>> start Information supplied

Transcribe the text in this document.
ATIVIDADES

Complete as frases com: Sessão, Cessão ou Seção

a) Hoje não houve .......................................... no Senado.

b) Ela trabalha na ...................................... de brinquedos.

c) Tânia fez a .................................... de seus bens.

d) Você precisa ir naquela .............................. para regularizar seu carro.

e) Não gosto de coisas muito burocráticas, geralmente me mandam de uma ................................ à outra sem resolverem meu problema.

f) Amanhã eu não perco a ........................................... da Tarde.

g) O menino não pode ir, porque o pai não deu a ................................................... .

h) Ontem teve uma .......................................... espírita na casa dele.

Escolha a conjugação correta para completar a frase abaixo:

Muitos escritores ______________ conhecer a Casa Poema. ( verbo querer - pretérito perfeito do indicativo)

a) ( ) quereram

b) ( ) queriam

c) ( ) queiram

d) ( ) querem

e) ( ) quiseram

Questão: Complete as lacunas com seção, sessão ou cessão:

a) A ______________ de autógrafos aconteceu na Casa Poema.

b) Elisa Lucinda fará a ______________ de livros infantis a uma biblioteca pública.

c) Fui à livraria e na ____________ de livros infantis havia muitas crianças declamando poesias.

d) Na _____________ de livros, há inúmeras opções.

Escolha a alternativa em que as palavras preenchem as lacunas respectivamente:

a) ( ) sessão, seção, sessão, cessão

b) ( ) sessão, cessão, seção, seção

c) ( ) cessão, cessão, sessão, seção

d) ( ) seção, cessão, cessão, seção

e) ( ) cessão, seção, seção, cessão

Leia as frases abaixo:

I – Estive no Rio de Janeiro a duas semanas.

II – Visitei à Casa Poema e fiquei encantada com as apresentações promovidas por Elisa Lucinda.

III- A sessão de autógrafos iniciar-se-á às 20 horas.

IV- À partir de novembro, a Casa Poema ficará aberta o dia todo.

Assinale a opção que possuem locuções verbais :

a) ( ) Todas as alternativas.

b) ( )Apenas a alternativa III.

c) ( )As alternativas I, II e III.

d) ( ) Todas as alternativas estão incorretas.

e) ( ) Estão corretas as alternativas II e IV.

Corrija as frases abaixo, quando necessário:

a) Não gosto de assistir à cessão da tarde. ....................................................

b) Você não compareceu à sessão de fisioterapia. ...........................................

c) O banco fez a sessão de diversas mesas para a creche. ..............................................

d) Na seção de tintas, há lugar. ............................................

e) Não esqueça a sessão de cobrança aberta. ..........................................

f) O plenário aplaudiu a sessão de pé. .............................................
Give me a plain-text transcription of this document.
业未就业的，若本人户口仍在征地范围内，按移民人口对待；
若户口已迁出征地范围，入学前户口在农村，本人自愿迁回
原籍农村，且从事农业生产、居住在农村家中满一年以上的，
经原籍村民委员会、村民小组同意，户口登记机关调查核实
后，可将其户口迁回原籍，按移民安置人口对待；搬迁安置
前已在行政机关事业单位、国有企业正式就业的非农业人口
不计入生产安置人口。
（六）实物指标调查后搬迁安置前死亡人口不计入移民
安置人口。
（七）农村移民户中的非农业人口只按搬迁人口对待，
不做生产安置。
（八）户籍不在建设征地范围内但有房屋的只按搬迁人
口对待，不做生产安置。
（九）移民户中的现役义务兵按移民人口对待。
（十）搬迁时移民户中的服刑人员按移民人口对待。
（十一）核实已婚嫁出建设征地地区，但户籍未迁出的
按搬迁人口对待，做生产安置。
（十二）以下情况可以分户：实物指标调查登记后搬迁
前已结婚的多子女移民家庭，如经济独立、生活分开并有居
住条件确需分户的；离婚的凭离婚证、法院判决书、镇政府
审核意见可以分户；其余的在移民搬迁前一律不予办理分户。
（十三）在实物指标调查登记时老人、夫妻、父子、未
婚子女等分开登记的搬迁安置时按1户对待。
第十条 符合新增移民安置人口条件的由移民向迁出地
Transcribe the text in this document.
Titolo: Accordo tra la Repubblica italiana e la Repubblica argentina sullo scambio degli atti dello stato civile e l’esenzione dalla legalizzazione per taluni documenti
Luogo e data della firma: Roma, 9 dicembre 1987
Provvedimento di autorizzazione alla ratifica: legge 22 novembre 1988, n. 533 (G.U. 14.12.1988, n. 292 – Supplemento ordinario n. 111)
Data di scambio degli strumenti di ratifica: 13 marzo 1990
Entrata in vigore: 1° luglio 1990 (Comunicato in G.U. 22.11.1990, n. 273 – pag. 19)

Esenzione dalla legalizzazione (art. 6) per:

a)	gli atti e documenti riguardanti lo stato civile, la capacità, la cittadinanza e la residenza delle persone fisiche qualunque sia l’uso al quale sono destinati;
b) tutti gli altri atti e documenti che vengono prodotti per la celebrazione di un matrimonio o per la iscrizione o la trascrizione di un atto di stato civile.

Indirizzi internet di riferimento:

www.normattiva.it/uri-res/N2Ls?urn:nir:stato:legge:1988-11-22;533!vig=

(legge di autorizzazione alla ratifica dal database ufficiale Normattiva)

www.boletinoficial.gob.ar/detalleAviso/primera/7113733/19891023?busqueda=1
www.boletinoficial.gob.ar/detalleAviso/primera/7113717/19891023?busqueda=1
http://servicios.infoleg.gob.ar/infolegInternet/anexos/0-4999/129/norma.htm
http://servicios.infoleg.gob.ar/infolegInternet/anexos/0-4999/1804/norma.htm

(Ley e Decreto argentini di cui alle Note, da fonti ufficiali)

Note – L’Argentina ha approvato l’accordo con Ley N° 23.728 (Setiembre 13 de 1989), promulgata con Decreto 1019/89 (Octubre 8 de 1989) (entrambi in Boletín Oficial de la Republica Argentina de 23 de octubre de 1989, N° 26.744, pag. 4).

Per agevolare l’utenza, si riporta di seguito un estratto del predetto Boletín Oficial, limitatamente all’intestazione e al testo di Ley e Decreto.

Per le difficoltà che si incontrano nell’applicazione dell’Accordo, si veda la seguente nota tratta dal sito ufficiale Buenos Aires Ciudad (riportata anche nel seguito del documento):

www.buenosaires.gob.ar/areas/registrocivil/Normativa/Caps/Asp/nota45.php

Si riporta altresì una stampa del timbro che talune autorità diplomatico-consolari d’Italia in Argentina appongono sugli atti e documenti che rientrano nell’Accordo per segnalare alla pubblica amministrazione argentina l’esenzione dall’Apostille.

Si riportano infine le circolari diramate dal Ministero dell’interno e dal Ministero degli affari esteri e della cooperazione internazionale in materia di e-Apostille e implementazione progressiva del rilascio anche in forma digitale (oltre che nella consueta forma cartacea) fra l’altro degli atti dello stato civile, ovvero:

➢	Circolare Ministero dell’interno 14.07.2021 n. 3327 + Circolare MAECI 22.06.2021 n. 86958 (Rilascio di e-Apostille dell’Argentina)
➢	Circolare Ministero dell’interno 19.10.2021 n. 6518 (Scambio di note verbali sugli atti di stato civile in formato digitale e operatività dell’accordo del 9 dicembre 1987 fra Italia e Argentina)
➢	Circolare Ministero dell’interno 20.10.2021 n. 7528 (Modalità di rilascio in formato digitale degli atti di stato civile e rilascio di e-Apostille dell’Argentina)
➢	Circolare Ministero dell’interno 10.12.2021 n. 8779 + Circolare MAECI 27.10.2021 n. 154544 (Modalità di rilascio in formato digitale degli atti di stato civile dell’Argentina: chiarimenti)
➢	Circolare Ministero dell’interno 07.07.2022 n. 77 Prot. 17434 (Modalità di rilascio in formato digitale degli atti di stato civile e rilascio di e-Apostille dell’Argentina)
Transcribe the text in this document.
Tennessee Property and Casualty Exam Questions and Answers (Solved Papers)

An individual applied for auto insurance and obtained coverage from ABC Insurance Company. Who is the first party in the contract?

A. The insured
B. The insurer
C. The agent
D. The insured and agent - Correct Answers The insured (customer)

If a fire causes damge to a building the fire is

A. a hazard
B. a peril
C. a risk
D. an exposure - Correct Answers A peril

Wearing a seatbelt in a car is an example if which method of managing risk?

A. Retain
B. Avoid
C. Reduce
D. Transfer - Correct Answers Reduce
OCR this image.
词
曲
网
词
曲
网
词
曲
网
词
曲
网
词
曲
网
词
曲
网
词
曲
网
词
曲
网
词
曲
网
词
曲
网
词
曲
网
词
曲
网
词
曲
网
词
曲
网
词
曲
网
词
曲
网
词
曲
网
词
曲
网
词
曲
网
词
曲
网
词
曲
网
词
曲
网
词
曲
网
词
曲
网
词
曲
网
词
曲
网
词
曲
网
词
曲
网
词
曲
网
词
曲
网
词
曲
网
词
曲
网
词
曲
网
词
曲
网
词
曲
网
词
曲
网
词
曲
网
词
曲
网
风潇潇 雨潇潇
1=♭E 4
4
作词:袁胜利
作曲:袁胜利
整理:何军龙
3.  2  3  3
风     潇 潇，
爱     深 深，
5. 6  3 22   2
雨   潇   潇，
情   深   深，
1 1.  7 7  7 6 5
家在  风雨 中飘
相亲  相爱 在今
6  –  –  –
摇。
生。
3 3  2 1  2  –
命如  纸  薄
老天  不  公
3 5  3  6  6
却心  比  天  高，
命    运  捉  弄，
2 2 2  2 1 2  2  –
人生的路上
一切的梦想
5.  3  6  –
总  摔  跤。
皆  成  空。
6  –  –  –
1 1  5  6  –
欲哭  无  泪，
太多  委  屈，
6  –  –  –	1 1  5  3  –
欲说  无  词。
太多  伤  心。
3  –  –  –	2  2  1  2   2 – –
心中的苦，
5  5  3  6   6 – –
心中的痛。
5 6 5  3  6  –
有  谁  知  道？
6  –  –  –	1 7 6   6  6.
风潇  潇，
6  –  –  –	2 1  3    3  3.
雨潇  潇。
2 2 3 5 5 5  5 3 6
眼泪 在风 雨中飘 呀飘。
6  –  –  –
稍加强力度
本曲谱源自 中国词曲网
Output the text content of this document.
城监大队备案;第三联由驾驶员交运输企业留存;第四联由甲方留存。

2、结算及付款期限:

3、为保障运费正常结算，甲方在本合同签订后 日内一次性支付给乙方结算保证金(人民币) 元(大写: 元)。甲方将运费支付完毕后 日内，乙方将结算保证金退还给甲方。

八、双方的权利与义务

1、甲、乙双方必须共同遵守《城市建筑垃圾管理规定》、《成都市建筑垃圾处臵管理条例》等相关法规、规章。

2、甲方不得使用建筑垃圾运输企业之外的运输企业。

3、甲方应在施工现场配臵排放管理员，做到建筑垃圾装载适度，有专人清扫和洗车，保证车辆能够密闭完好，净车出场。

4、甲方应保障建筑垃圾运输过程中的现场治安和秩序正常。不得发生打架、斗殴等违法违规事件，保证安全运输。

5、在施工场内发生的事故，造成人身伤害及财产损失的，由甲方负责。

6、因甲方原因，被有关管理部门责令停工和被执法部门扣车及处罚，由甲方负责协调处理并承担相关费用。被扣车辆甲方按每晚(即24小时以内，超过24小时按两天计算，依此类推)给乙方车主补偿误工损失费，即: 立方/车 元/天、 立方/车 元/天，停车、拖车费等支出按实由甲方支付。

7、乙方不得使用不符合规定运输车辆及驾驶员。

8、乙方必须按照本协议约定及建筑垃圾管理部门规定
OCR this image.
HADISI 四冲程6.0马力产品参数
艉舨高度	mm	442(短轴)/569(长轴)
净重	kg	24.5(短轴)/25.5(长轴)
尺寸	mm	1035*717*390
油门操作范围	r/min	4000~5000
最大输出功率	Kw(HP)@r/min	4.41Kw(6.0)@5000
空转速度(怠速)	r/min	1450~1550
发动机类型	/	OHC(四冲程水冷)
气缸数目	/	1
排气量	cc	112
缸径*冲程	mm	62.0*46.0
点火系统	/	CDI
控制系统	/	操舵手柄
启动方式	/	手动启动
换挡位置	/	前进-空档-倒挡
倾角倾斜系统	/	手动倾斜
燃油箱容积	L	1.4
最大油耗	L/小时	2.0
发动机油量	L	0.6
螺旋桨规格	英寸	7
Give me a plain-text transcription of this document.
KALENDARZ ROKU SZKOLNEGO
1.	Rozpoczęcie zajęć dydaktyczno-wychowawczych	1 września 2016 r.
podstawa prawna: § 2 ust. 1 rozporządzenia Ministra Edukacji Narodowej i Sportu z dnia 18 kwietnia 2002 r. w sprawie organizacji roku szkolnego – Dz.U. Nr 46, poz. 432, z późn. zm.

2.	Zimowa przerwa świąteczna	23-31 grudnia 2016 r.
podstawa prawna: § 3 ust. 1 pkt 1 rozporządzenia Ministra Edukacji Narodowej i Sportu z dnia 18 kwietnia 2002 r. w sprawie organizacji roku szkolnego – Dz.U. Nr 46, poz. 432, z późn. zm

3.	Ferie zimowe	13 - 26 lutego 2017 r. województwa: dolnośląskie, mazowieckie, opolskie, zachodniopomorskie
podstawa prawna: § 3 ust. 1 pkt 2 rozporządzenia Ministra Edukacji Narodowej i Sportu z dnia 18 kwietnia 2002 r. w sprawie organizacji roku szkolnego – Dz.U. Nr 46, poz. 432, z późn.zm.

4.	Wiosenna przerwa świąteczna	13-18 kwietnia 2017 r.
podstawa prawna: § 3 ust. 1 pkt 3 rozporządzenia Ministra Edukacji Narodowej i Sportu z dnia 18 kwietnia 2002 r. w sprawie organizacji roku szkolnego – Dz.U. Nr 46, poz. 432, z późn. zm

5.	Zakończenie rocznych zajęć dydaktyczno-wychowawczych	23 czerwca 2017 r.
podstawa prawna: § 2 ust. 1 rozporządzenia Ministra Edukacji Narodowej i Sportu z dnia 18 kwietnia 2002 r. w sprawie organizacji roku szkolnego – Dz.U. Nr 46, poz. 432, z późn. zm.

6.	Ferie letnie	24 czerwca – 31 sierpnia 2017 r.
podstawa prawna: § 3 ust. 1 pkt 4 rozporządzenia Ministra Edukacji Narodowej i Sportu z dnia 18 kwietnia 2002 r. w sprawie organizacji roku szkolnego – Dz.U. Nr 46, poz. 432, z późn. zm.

>> end Information supplied

For each line of the listing that holds the word "Circolare", show that line.

--- Output below ---
➢	Circolare Ministero dell’interno 14.07.2021 n. 3327 + Circolare MAECI 22.06.2021 n. 86958 (Rilascio di e-Apostille dell’Argentina)
➢	Circolare Ministero dell’interno 19.10.2021 n. 6518 (Scambio di note verbali sugli atti di stato civile in formato digitale e operatività dell’accordo del 9 dicembre 1987 fra Italia e Argentina)
➢	Circolare Ministero dell’interno 20.10.2021 n. 7528 (Modalità di rilascio in formato digitale degli atti di stato civile e rilascio di e-Apostille dell’Argentina)
➢	Circolare Ministero dell’interno 10.12.2021 n. 8779 + Circolare MAECI 27.10.2021 n. 154544 (Modalità di rilascio in formato digitale degli atti di stato civile dell’Argentina: chiarimenti)
➢	Circolare Ministero dell’interno 07.07.2022 n. 77 Prot. 17434 (Modalità di rilascio in formato digitale degli atti di stato civile e rilascio di e-Apostille dell’Argentina)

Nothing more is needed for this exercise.